RECORD SET >>
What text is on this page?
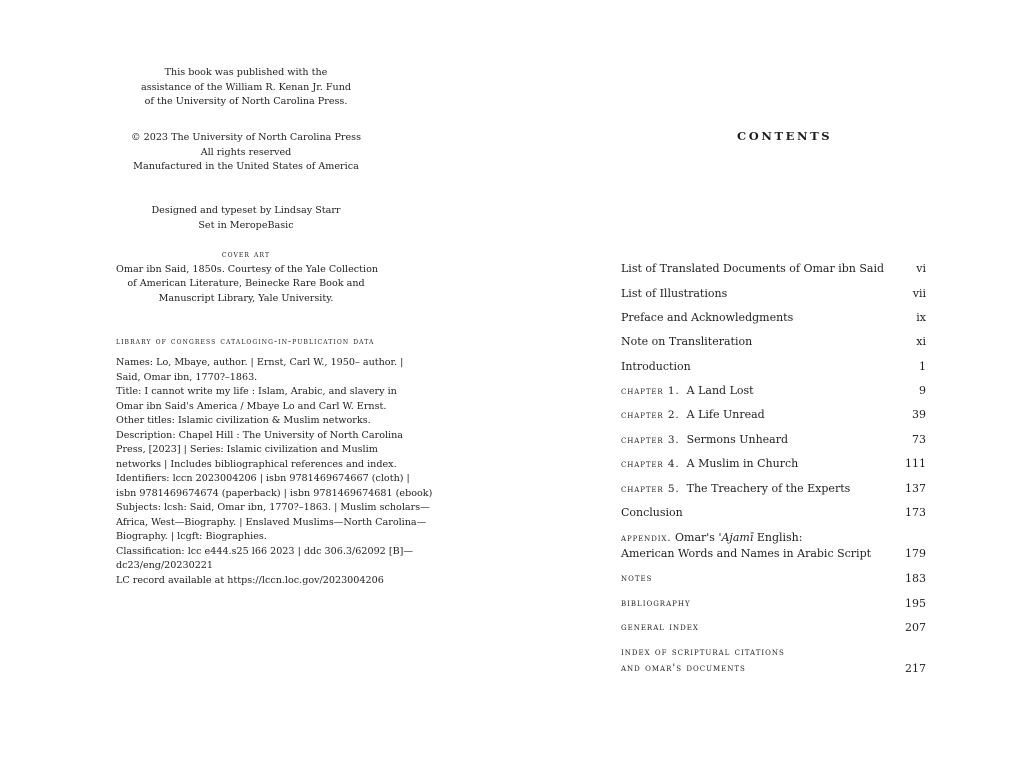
This book was published with the
assistance of the William R. Kenan Jr. Fund
of the University of North Carolina Press.
© 2023 The University of North Carolina Press
All rights reserved
Manufactured in the United States of America
Designed and typeset by Lindsay Starr
Set in MeropeBasic
cover art
Omar ibn Said, 1850s. Courtesy of the Yale Collection
of American Literature, Beinecke Rare Book and
Manuscript Library, Yale University.
library of congress cataloging-in-publication data
Names: Lo, Mbaye, author. | Ernst, Carl W., 1950– author. |
Said, Omar ibn, 1770?–1863.
Title: I cannot write my life : Islam, Arabic, and slavery in
Omar ibn Said's America / Mbaye Lo and Carl W. Ernst.
Other titles: Islamic civilization & Muslim networks.
Description: Chapel Hill : The University of North Carolina
Press, [2023] | Series: Islamic civilization and Muslim
networks | Includes bibliographical references and index.
Identifiers: lccn 2023004206 | isbn 9781469674667 (cloth) |
isbn 9781469674674 (paperback) | isbn 9781469674681 (ebook)
Subjects: lcsh: Said, Omar ibn, 1770?–1863. | Muslim scholars—
Africa, West—Biography. | Enslaved Muslims—North Carolina—
Biography. | lcgft: Biographies.
Classification: lcc e444.s25 l66 2023 | ddc 306.3/62092 [B]—
dc23/eng/20230221
LC record available at https://lccn.loc.gov/2023004206
CONTENTS
List of Translated Documents of Omar ibn Said	vi
List of Illustrations	vii
Preface and Acknowledgments	ix
Note on Transliteration	xi
Introduction	1
chapter 1. A Land Lost	9
chapter 2. A Life Unread	39
chapter 3. Sermons Unheard	73
chapter 4. A Muslim in Church	111
chapter 5. The Treachery of the Experts	137
Conclusion	173
appendix. Omar's 'Ajamī English:
American Words and Names in Arabic Script	179
notes	183
bibliography	195
general index	207
index of scriptural citations
and omar's documents	217
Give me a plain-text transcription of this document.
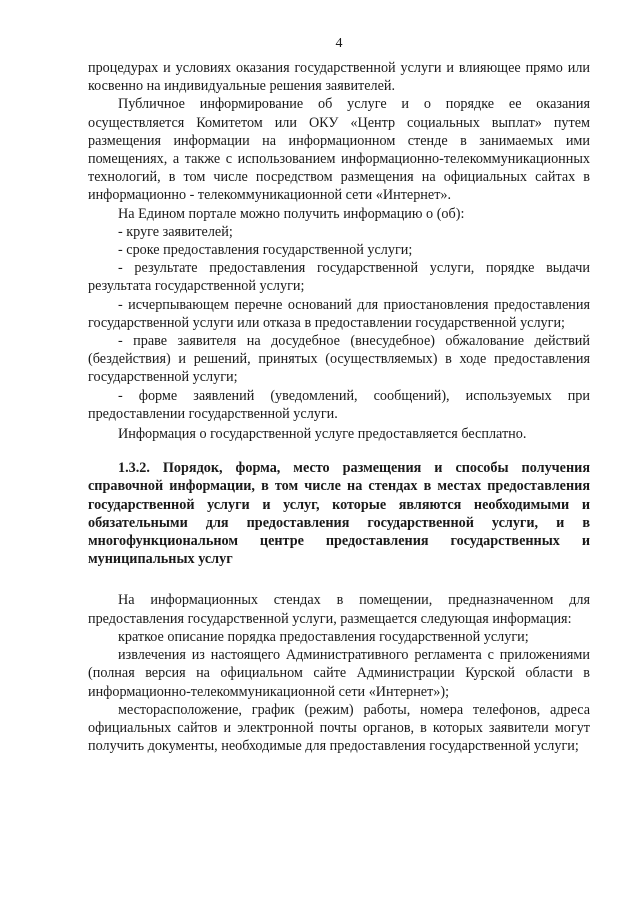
4

процедурах и условиях оказания государственной услуги и влияющее прямо или косвенно на индивидуальные решения заявителей.

Публичное информирование об услуге и о порядке ее оказания осуществляется Комитетом или ОКУ «Центр социальных выплат» путем размещения информации на информационном стенде в занимаемых ими помещениях, а также с использованием информационно-телекоммуникационных технологий, в том числе посредством размещения на официальных сайтах в информационно - телекоммуникационной сети «Интернет».

На Едином портале можно получить информацию о (об):

- круге заявителей;

- сроке предоставления государственной услуги;

- результате предоставления государственной услуги, порядке выдачи результата государственной услуги;

- исчерпывающем перечне оснований для приостановления предоставления государственной услуги или отказа в предоставлении государственной услуги;

- праве заявителя на досудебное (внесудебное) обжалование действий (бездействия) и решений, принятых (осуществляемых) в ходе предоставления государственной услуги;

- форме заявлений (уведомлений, сообщений), используемых при предоставлении государственной услуги.

Информация о государственной услуге предоставляется бесплатно.

1.3.2. Порядок, форма, место размещения и способы получения справочной информации, в том числе на стендах в местах предоставления государственной услуги и услуг, которые являются необходимыми и обязательными для предоставления государственной услуги, и в многофункциональном центре предоставления государственных и муниципальных услуг

На информационных стендах в помещении, предназначенном для предоставления государственной услуги, размещается следующая информация:

краткое описание порядка предоставления государственной услуги;

извлечения из настоящего Административного регламента с приложениями (полная версия на официальном сайте Администрации Курской области в информационно-телекоммуникационной сети «Интернет»);

месторасположение, график (режим) работы, номера телефонов, адреса официальных сайтов и электронной почты органов, в которых заявители могут получить документы, необходимые для предоставления государственной услуги;
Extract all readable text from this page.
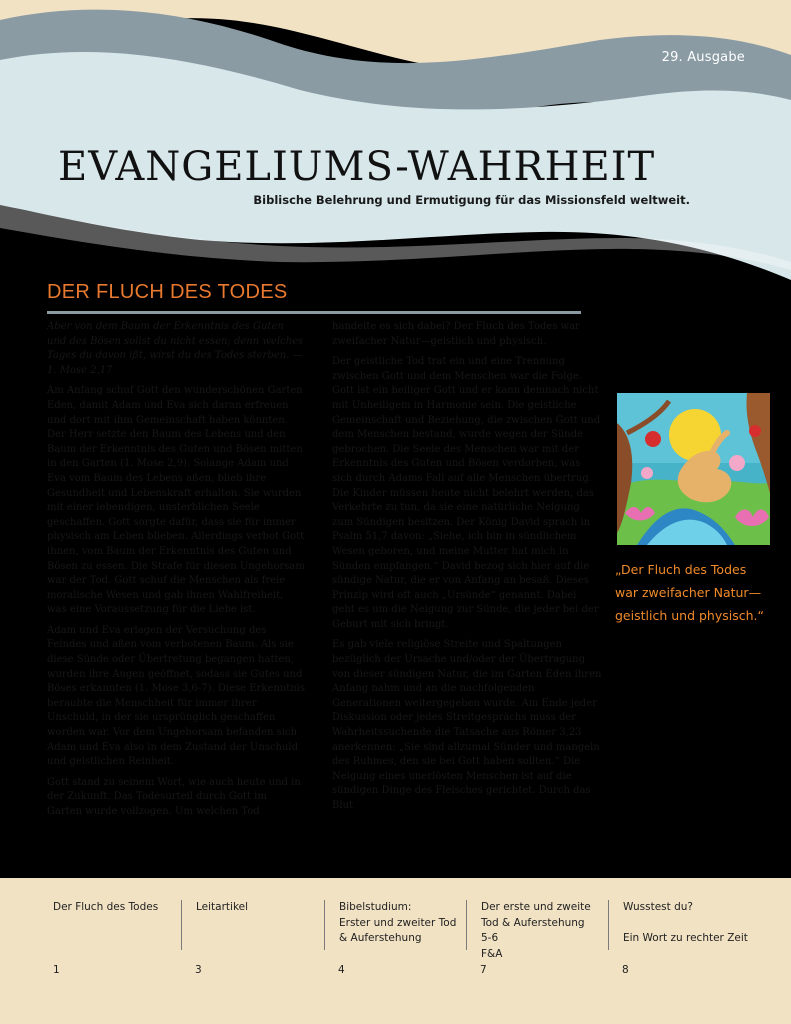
29. Ausgabe
EVANGELIUMS-WAHRHEIT
Biblische Belehrung und Ermutigung für das Missionsfeld weltweit.
DER FLUCH DES TODES

Aber von dem Baum der Erkenntnis des Guten und des Bösen sollst du nicht essen; denn welches Tages du davon ißt, wirst du des Todes sterben. —1. Mose 2,17

Am Anfang schuf Gott den wunderschönen Garten Eden, damit Adam und Eva sich daran erfreuen und dort mit ihm Gemeinschaft haben könnten. Der Herr setzte den Baum des Lebens und den Baum der Erkenntnis des Guten und Bösen mitten in den Garten (1. Mose 2,9). Solange Adam und Eva vom Baum des Lebens aßen, blieb ihre Gesundheit und Lebenskraft erhalten. Sie wurden mit einer lebendigen, unsterblichen Seele geschaffen. Gott sorgte dafür, dass sie für immer physisch am Leben blieben. Allerdings verbot Gott ihnen, vom Baum der Erkenntnis des Guten und Bösen zu essen. Die Strafe für diesen Ungehorsam war der Tod. Gott schuf die Menschen als freie moralische Wesen und gab ihnen Wahlfreiheit, was eine Voraussetzung für die Liebe ist.

Adam und Eva erlagen der Versuchung des Feindes und aßen vom verbotenen Baum. Als sie diese Sünde oder Übertretung begangen hatten, wurden ihre Augen geöffnet, sodass sie Gutes und Böses erkannten (1. Mose 3,6-7). Diese Erkenntnis beraubte die Menschheit für immer ihrer Unschuld, in der sie ursprünglich geschaffen worden war. Vor dem Ungehorsam befanden sich Adam und Eva also in dem Zustand der Unschuld und geistlichen Reinheit.

Gott stand zu seinem Wort, wie auch heute und in der Zukunft. Das Todesurteil durch Gott im Garten wurde vollzogen. Um welchen Tod

handelte es sich dabei? Der Fluch des Todes war zweifacher Natur—geistlich und physisch.

Der geistliche Tod trat ein und eine Trennung zwischen Gott und dem Menschen war die Folge. Gott ist ein heiliger Gott und er kann demnach nicht mit Unheiligem in Harmonie sein. Die geistliche Gemeinschaft und Beziehung, die zwischen Gott und dem Menschen bestand, wurde wegen der Sünde gebrochen. Die Seele des Menschen war mit der Erkenntnis des Guten und Bösen verdorben, was sich durch Adams Fall auf alle Menschen übertrug. Die Kinder müssen heute nicht belehrt werden, das Verkehrte zu tun, da sie eine natürliche Neigung zum Sündigen besitzen. Der König David sprach in Psalm 51,7 davon: „Siehe, ich bin in sündlichem Wesen geboren, und meine Mutter hat mich in Sünden empfangen.“ David bezog sich hier auf die sündige Natur, die er von Anfang an besaß. Dieses Prinzip wird oft auch „Ursünde“ genannt. Dabei geht es um die Neigung zur Sünde, die jeder bei der Geburt mit sich bringt.

Es gab viele religiöse Streite und Spaltungen bezüglich der Ursache und/oder der Übertragung von dieser sündigen Natur, die im Garten Eden ihren Anfang nahm und an die nachfolgenden Generationen weitergegeben wurde. Am Ende jeder Diskussion oder jedes Streitgesprächs muss der Wahrheitssuchende die Tatsache aus Römer 3,23 anerkennen: „Sie sind allzumal Sünder und mangeln des Ruhmes, den sie bei Gott haben sollten.“ Die Neigung eines unerlösten Menschen ist auf die sündigen Dinge des Fleisches gerichtet. Durch das Blut

„Der Fluch des Todes war zweifacher Natur—geistlich und physisch.“

Der Fluch des Todes
1
Leitartikel
3
Bibelstudium:
Erster und zweiter Tod & Auferstehung
4
Der erste und zweite Tod & Auferstehung
5-6
F&A
7
Wusstest du?

Ein Wort zu rechter Zeit
8
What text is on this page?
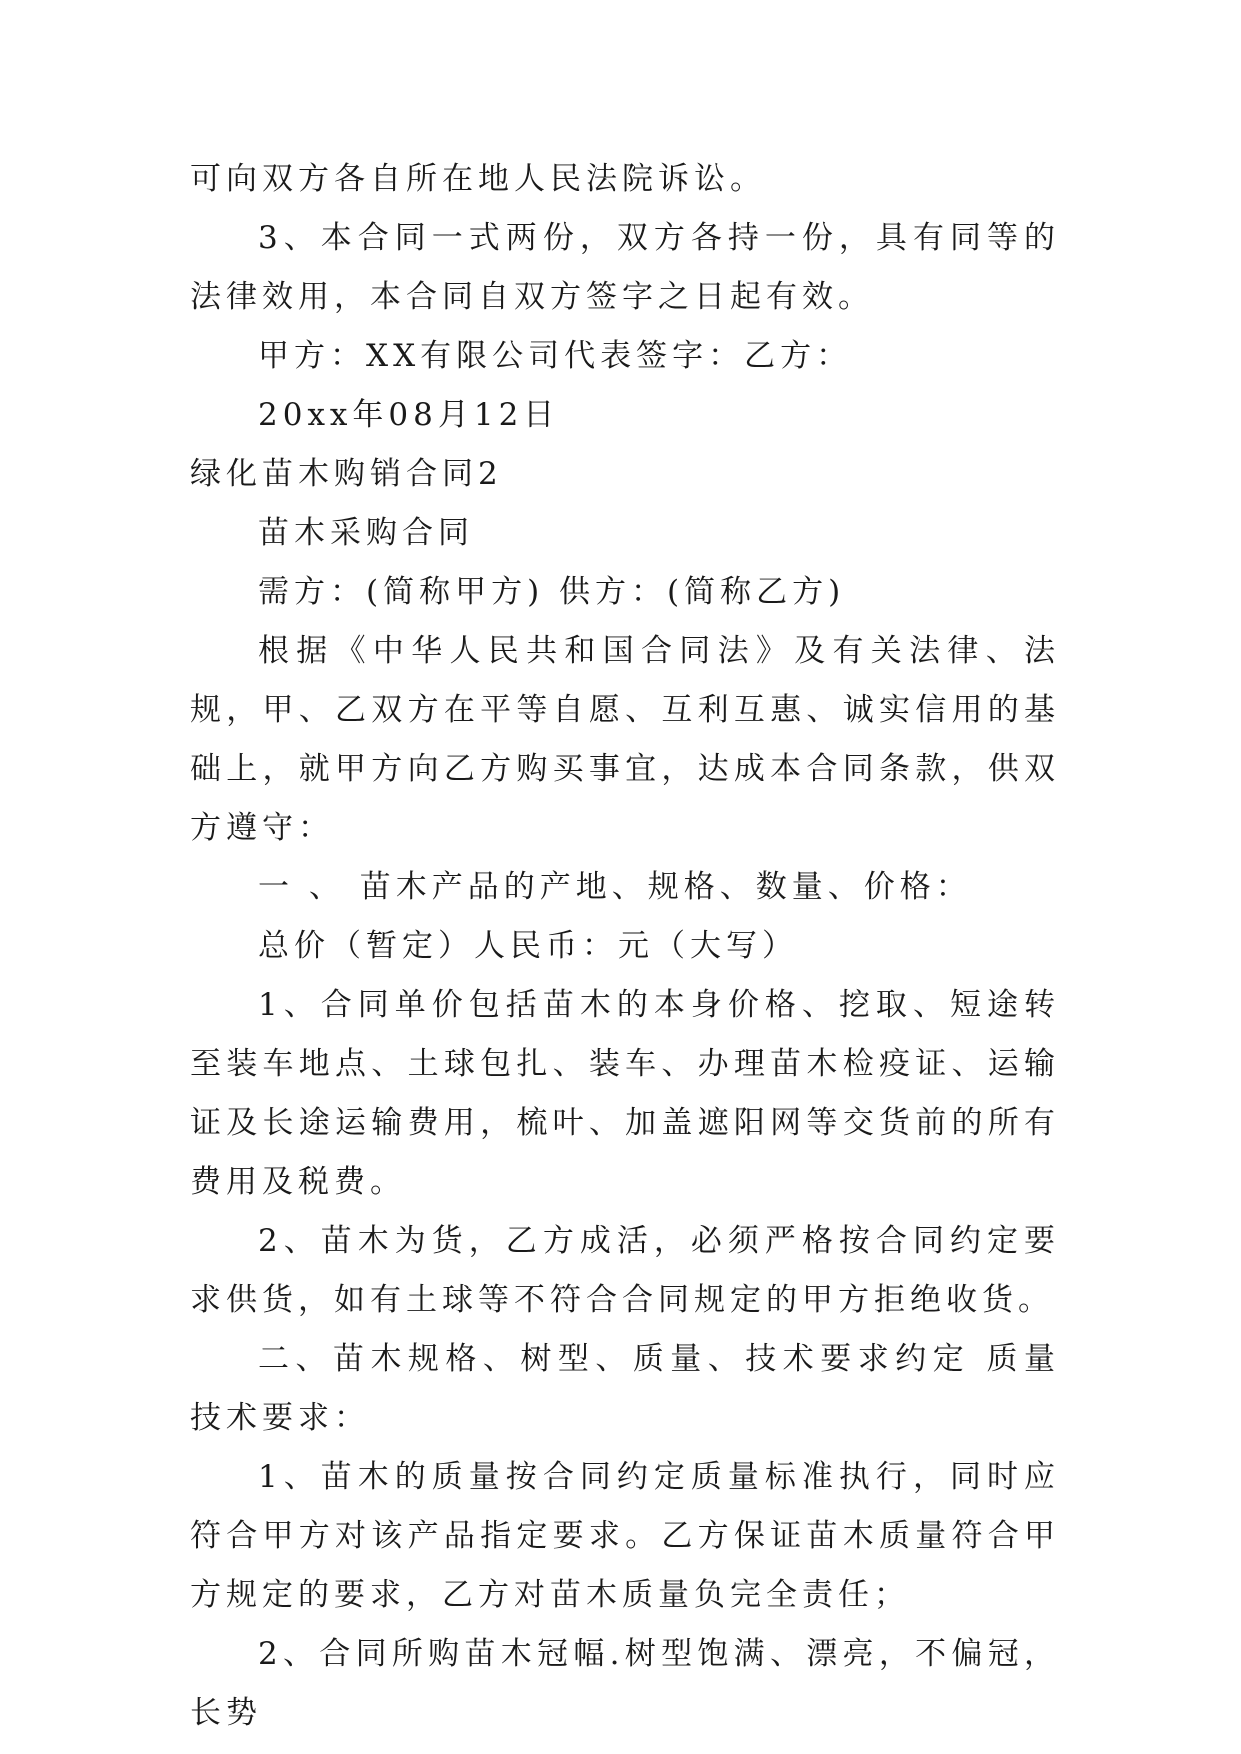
可向双方各自所在地人民法院诉讼。

3、本合同一式两份，双方各持一份，具有同等的法律效用，本合同自双方签字之日起有效。

甲方：XX有限公司代表签字：乙方：

20xx年08月12日

绿化苗木购销合同2

苗木采购合同

需方：(简称甲方) 供方：(简称乙方)

根据《中华人民共和国合同法》及有关法律、法规，甲、乙双方在平等自愿、互利互惠、诚实信用的基础上，就甲方向乙方购买事宜，达成本合同条款，供双方遵守：

一 、 苗木产品的产地、规格、数量、价格：

总价（暂定）人民币：元（大写）

1、合同单价包括苗木的本身价格、挖取、短途转至装车地点、土球包扎、装车、办理苗木检疫证、运输证及长途运输费用，梳叶、加盖遮阳网等交货前的所有费用及税费。

2、苗木为货，乙方成活，必须严格按合同约定要求供货，如有土球等不符合合同规定的甲方拒绝收货。

二、苗木规格、树型、质量、技术要求约定 质量技术要求：

1、苗木的质量按合同约定质量标准执行，同时应符合甲方对该产品指定要求。乙方保证苗木质量符合甲方规定的要求，乙方对苗木质量负完全责任；

2、合同所购苗木冠幅.树型饱满、漂亮，不偏冠，长势
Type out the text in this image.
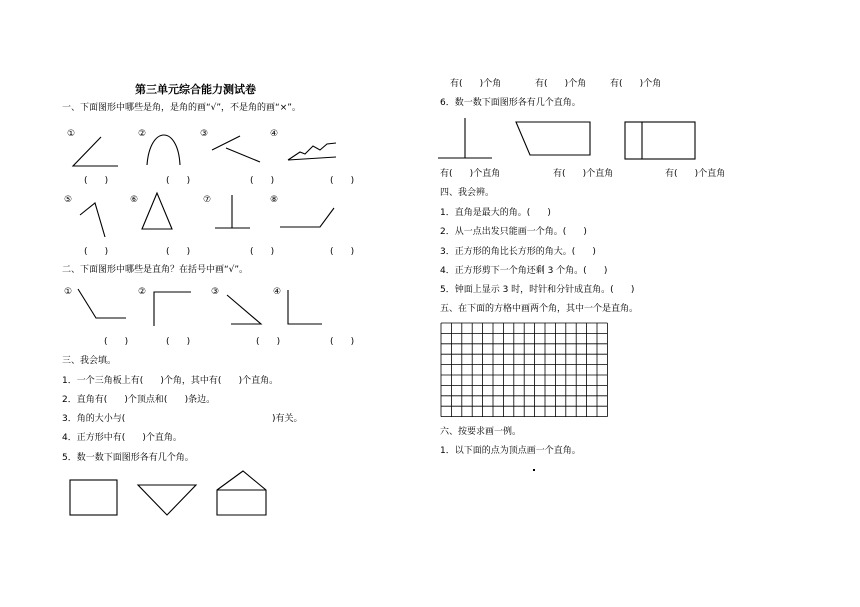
第三单元综合能力测试卷
一、下面图形中哪些是角，是角的画“√”，不是角的画“×”。
①	②	③	④
⑤	⑥	⑦	⑧
(      )	(      )	(      )	(      )
(      )	(      )	(      )	(      )
二、下面图形中哪些是直角？在括号中画“√”。
①	②	③	④
(      )	(      )	(      )	(      )
三、我会填。
1．一个三角板上有(      )个角，其中有(      )个直角。
2．直角有(      )个顶点和(      )条边。
3．角的大小与(	)有关。
4．正方形中有(      )个直角。
5．数一数下面图形各有几个角。
有(      )个角	有(      )个角	有(      )个角
6．数一数下面图形各有几个直角。
有(      )个直角	有(      )个直角	有(      )个直角
四、我会辨。
1．直角是最大的角。(      )
2．从一点出发只能画一个角。(      )
3．正方形的角比长方形的角大。(      )
4．正方形剪下一个角还剩 3 个角。(      )
5．钟面上显示 3 时，时针和分针成直角。(      )
五、在下面的方格中画两个角，其中一个是直角。
六、按要求画一例。
1．以下面的点为顶点画一个直角。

WHAT IS BEING ASKED >> Report how many lines hold the string "Press", giving the number and nothing else.

THE REPLY >> 3